### [Task directions]
Starting with the line that contains "Enumerate this chart's", reproduce each line through the end of the listing below, with no other output.

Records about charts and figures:

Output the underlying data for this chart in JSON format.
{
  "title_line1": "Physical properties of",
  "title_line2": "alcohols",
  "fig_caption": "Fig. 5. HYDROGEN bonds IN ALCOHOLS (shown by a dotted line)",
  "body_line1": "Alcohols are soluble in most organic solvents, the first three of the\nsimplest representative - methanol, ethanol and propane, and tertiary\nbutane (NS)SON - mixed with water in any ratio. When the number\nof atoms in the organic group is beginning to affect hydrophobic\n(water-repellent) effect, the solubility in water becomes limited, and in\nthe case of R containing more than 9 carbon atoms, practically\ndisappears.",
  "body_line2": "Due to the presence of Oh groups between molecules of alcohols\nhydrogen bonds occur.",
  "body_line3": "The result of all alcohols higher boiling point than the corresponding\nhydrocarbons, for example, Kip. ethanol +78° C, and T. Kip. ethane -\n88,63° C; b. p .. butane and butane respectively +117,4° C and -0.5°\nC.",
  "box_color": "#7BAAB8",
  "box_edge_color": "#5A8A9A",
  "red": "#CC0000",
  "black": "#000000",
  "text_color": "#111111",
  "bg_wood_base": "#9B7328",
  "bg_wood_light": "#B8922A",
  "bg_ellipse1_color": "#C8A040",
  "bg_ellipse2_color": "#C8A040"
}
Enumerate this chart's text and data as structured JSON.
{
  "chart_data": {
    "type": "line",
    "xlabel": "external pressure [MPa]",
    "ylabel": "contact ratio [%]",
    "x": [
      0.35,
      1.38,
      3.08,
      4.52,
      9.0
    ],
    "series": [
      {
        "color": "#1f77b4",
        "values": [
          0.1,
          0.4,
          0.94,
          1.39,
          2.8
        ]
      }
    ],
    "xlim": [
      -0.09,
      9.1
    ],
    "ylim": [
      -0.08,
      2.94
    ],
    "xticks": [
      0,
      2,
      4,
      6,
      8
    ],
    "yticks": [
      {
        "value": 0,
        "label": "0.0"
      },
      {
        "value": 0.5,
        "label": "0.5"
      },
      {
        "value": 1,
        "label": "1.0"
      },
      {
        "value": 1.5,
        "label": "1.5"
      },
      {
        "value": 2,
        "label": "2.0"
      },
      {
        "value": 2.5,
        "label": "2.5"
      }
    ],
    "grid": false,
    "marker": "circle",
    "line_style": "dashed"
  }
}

### [Solution to this problem]
Enumerate this chart's text and data as structured JSON.
{
  "chart_data": {
    "type": "line",
    "xlabel": "external pressure [MPa]",
    "ylabel": "contact ratio [%]",
    "x": [
      0.35,
      1.38,
      3.08,
      4.52,
      9.0
    ],
    "series": [
      {
        "color": "#1f77b4",
        "values": [
          0.1,
          0.4,
          0.94,
          1.39,
          2.8
        ]
      }
    ],
    "xlim": [
      -0.09,
      9.1
    ],
    "ylim": [
      -0.08,
      2.94
    ],
    "xticks": [
      0,
      2,
      4,
      6,
      8
    ],
    "yticks": [
      {
        "value": 0,
        "label": "0.0"
      },
      {
        "value": 0.5,
        "label": "0.5"
      },
      {
        "value": 1,
        "label": "1.0"
      },
      {
        "value": 1.5,
        "label": "1.5"
      },
      {
        "value": 2,
        "label": "2.0"
      },
      {
        "value": 2.5,
        "label": "2.5"
      }
    ],
    "grid": false,
    "marker": "circle",
    "line_style": "dashed"
  }
}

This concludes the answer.